== Problem details ==
Scan each line of the records for the word "best" and extract the ones that have it.

== Dataset records ==
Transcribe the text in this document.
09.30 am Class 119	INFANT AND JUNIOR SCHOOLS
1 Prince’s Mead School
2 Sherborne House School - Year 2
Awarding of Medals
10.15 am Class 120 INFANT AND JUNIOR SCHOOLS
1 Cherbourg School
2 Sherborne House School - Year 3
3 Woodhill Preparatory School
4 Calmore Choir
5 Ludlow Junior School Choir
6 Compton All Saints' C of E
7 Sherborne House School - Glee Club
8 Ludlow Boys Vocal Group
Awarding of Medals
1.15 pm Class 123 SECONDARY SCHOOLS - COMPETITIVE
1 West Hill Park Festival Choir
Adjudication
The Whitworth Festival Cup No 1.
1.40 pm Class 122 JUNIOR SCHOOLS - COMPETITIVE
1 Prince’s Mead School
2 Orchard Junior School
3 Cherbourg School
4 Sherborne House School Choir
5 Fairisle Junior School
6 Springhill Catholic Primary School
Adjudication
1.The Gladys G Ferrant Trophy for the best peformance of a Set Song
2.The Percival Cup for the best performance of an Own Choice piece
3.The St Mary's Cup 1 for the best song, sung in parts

== Answer to this task ==
1.The Gladys G Ferrant Trophy for the best peformance of a Set Song
2.The Percival Cup for the best performance of an Own Choice piece
3.The St Mary's Cup 1 for the best song, sung in parts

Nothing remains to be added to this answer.